**EXTRACTED INFORMATION**
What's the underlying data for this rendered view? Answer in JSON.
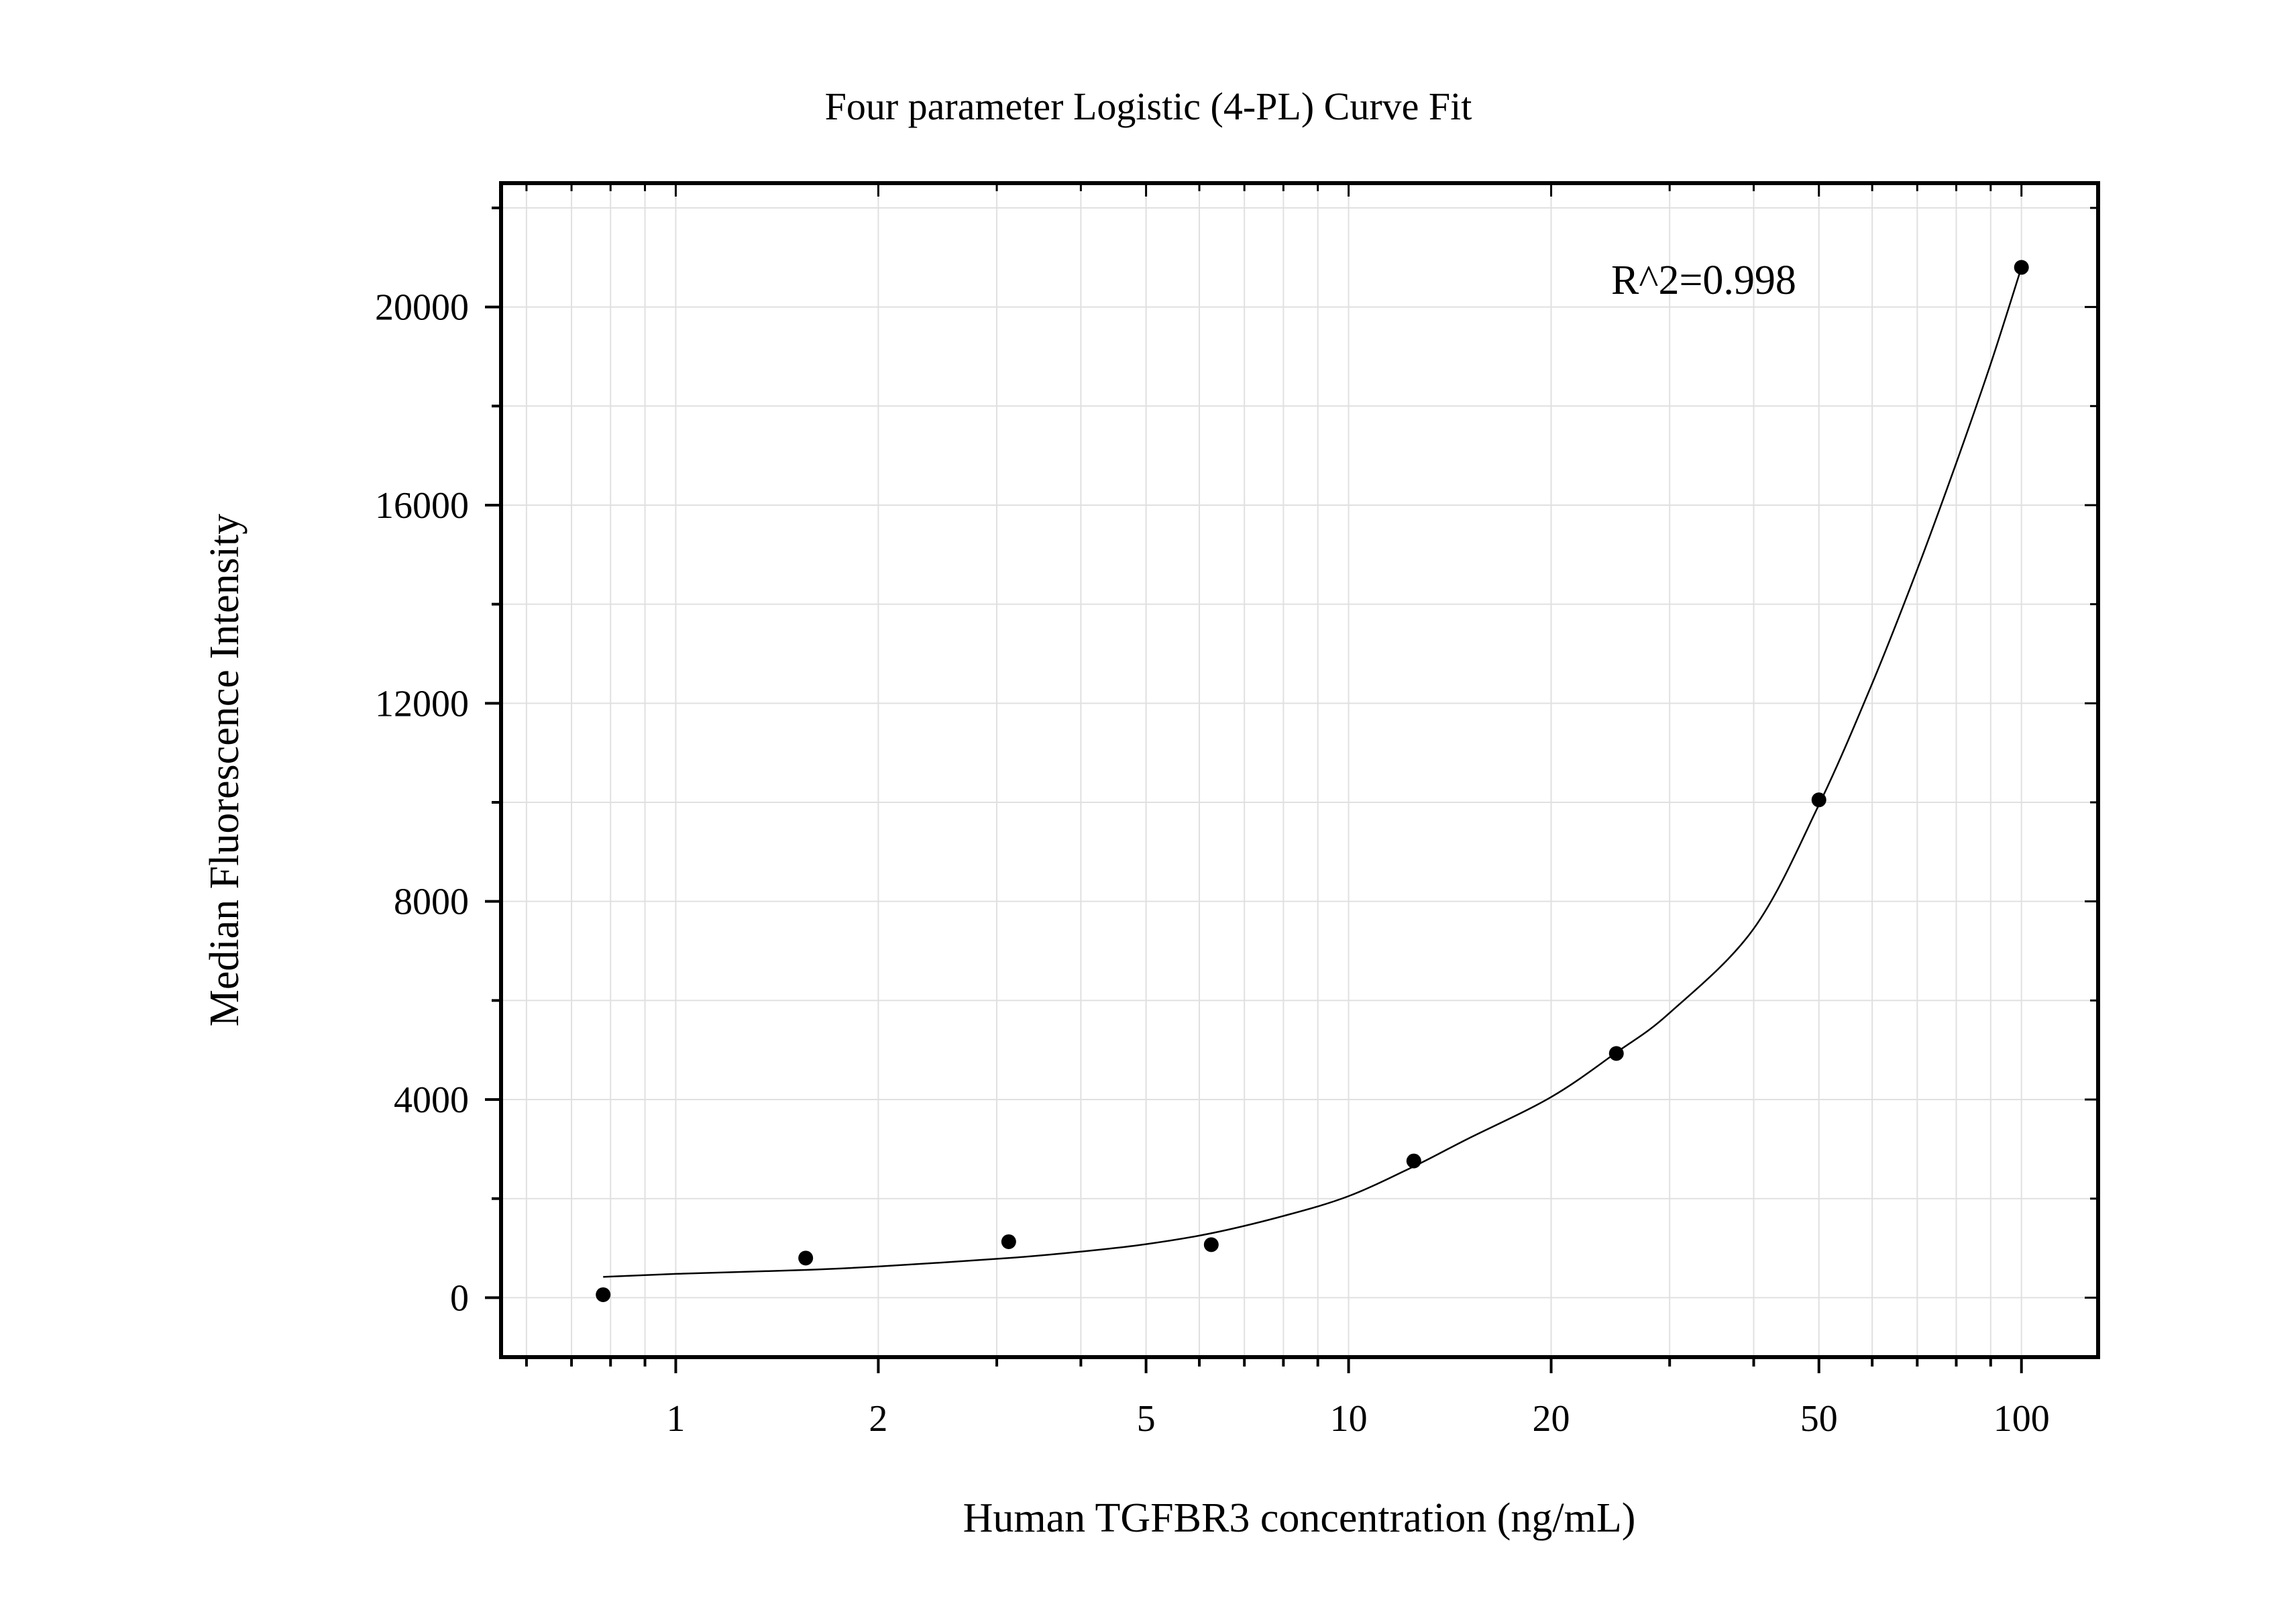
{
  "chart_data": {
    "type": "scatter",
    "title": "Four parameter Logistic (4-PL) Curve Fit",
    "xlabel": "Human TGFBR3 concentration (ng/mL)",
    "ylabel": "Median Fluorescence Intensity",
    "xscale": "log",
    "xlim": [
      0.55,
      130
    ],
    "ylim": [
      -1200,
      22500
    ],
    "x_ticks": [
      1,
      2,
      5,
      10,
      20,
      50,
      100
    ],
    "x_tick_labels": [
      "1",
      "2",
      "5",
      "10",
      "20",
      "50",
      "100"
    ],
    "y_ticks": [
      0,
      4000,
      8000,
      12000,
      16000,
      20000
    ],
    "y_tick_labels": [
      "0",
      "4000",
      "8000",
      "12000",
      "16000",
      "20000"
    ],
    "grid": true,
    "annotation": "R^2=0.998",
    "series": [
      {
        "type": "scatter",
        "x": [
          0.78,
          1.56,
          3.125,
          6.25,
          12.5,
          25,
          50,
          100
        ],
        "y": [
          60,
          800,
          1130,
          1070,
          2760,
          4930,
          10050,
          20800
        ]
      },
      {
        "type": "line",
        "x": [
          0.78,
          1,
          1.56,
          2,
          3.125,
          4,
          5,
          6.25,
          8,
          10,
          12.5,
          15,
          20,
          25,
          30,
          40,
          50,
          60,
          70,
          80,
          90,
          100
        ],
        "y": [
          420,
          480,
          560,
          630,
          800,
          930,
          1080,
          1300,
          1650,
          2050,
          2650,
          3200,
          4050,
          4950,
          5750,
          7450,
          9950,
          12400,
          14700,
          16850,
          18850,
          20800
        ]
      }
    ],
    "colors": {
      "points": "#000000",
      "curve": "#000000",
      "grid": "#e0e0e0",
      "frame": "#000000"
    }
  }
}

**AIM OF THE EXERCISE**
Give only the number of lines in the records that include the word "type".

**ANSWER IN FULL**
3